Tareas a realizar:
A: Según el extracto sobre criminalidad y política en América Latina, ¿qué tres países ejemplifican la situación descrita?
B: Edite el fragmento del extracto sobre criminalidad y política que se inicia con las palabras "Criminalidad y Política" y concluye con "ejemplifican esta situación.", reemplazando "América Latina" por "Latinoamérica".

Extracto:
Criminalidad y Política en América Latina
16 September 2011
La desconfianza hacia el sistema político, expresado en un creciente desinterés por los procesos electorales, es una de las enfermedades más endémicas de América Latina. El continente puede estar orgulloso de un período prolongado de gobiernos civiles y elegidos por el pueblo. Pero ahora enfrenta el desgaste del Estado de Derecho y el desafío de demostrar que la democracia no es sólo un ritual periódico, sino una fórmula eficaz para resolver los problemas de seguridad, desigualdad y pobreza de las mayorías. Tres países, Colombia, Venezuela y Guatemala, ejemplifican esta situación.
Tumaco es una pequeña ciudad-puerto del departamento colombiano de Nariño. La ciudad y sus alrededores están plagados de grupos armados ilegales, como las guerrillas, los paramilitares y las denominadas bandas criminales. La población desconfía desde ya en los resultados de las elecciones locales de octubre de este año. Cree que muchos candidatos están condicionados por la ayuda económica de fuentes oscuras. Y efectivamente, si no se fortalecen los mecanismos de control de las finanzas de los partidos y se limpia el escenario electoral, en Tumaco y en muchas otras zonas de Colombia, estarán condenados a cuatro años más de mal gobierno, corrupción y violencia. La reacción moral de la justicia colombiana, imponiendo condenas ejemplares e inhabilitando a decenas de políticos de las funciones públicas, es una señal muy saludable de la democracia colombiana. Pero el dinero es abundante y las resistencias morales aún son escasas.

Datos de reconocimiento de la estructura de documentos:
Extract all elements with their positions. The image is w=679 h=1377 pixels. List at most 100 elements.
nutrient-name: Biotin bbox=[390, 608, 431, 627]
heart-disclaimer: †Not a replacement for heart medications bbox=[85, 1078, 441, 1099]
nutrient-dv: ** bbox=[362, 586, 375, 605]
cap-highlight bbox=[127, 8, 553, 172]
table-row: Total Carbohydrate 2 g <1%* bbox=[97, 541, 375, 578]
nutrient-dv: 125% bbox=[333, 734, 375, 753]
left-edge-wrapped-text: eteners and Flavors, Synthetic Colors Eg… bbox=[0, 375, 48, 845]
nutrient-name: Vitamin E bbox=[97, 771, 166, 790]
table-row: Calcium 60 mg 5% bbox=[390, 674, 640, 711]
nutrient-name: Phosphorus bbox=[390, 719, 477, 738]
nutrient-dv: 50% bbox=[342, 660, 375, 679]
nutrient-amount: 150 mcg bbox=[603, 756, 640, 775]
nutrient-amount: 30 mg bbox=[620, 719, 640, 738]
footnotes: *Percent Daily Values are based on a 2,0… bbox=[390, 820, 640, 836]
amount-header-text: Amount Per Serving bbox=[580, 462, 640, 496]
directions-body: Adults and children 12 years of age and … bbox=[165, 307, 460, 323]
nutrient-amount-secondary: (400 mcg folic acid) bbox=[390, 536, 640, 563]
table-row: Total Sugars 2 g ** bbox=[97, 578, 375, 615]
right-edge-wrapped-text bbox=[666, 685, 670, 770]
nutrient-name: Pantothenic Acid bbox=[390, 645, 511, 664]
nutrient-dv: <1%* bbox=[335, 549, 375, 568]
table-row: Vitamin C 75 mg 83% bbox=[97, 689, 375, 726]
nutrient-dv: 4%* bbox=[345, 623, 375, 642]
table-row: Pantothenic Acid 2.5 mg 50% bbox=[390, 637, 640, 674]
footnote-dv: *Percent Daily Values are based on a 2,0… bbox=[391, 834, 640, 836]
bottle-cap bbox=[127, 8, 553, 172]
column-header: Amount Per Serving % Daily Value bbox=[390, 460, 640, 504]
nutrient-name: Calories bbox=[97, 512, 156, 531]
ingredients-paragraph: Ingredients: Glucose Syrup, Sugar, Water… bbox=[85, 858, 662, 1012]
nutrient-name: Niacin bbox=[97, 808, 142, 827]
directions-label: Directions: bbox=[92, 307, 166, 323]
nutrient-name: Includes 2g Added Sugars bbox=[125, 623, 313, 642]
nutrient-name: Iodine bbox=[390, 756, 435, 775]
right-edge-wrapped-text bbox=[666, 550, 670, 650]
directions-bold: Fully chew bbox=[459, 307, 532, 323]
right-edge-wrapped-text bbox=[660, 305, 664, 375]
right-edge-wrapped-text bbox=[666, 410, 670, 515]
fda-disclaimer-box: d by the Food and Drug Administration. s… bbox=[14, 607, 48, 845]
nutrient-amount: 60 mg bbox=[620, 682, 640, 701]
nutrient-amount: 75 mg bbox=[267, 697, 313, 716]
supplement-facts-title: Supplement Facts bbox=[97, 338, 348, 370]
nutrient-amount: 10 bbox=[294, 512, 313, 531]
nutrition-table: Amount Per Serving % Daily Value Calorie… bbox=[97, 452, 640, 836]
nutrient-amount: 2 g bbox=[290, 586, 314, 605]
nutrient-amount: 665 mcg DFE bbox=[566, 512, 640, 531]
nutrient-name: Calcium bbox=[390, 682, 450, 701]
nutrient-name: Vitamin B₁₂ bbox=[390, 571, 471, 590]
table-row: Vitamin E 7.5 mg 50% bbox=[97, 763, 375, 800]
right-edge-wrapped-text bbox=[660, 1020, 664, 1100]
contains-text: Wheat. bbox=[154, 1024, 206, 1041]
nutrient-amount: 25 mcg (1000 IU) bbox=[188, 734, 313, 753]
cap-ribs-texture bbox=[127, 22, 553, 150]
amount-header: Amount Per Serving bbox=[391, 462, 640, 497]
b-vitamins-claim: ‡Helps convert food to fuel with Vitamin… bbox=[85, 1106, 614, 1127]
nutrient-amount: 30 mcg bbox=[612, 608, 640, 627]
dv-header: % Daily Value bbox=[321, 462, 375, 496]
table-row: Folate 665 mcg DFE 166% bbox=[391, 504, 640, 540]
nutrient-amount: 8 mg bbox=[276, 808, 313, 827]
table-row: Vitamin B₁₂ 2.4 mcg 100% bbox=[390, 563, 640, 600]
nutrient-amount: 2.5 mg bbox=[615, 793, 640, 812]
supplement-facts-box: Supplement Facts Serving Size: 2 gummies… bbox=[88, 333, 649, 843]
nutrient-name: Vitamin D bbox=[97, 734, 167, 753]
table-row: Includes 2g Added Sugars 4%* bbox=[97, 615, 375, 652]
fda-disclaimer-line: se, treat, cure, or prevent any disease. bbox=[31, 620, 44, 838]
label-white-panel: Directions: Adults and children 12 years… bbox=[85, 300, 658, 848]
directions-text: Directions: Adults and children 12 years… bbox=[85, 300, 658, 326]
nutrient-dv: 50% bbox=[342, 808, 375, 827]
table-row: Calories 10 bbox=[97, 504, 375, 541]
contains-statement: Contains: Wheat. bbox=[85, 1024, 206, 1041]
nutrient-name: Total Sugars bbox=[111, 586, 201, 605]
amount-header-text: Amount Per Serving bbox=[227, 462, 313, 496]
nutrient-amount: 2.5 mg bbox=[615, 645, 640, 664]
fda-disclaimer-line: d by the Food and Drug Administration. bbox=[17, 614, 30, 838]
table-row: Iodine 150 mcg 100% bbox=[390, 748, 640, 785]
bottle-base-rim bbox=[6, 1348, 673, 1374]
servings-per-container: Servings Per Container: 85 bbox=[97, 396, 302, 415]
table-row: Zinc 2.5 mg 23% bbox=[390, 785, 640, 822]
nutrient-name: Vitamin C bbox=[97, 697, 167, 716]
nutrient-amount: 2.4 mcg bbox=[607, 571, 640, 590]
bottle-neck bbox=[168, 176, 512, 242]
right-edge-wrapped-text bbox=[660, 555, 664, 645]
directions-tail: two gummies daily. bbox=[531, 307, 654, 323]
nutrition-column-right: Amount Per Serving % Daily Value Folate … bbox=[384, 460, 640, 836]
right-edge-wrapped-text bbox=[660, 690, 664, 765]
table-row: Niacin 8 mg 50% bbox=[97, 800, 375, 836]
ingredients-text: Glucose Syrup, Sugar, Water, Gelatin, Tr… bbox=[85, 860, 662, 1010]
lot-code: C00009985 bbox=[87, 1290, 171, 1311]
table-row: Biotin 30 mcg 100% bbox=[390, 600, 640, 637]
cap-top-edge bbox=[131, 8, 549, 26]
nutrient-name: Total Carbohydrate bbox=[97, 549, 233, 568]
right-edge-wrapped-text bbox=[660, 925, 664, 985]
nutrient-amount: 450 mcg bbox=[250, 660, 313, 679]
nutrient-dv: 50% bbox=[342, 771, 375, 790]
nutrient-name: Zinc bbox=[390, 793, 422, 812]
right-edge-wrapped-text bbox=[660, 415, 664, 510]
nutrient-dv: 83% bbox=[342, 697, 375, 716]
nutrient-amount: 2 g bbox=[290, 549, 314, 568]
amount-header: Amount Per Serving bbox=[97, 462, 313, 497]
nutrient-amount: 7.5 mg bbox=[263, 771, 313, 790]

Respuestas numeradas:
A: Colombia, Venezuela y Guatemala.

B:
Criminalidad y Política en Latinoamérica
16 September 2011
La desconfianza hacia el sistema político, expresado en un creciente desinterés por los procesos electorales, es una de las enfermedades más endémicas de Latinoamérica. El continente puede estar orgulloso de un período prolongado de gobiernos civiles y elegidos por el pueblo. Pero ahora enfrenta el desgaste del Estado de Derecho y el desafío de demostrar que la democracia no es sólo un ritual periódico, sino una fórmula eficaz para resolver los problemas de seguridad, desigualdad y pobreza de las mayorías. Tres países, Colombia, Venezuela y Guatemala, ejemplifican esta situación.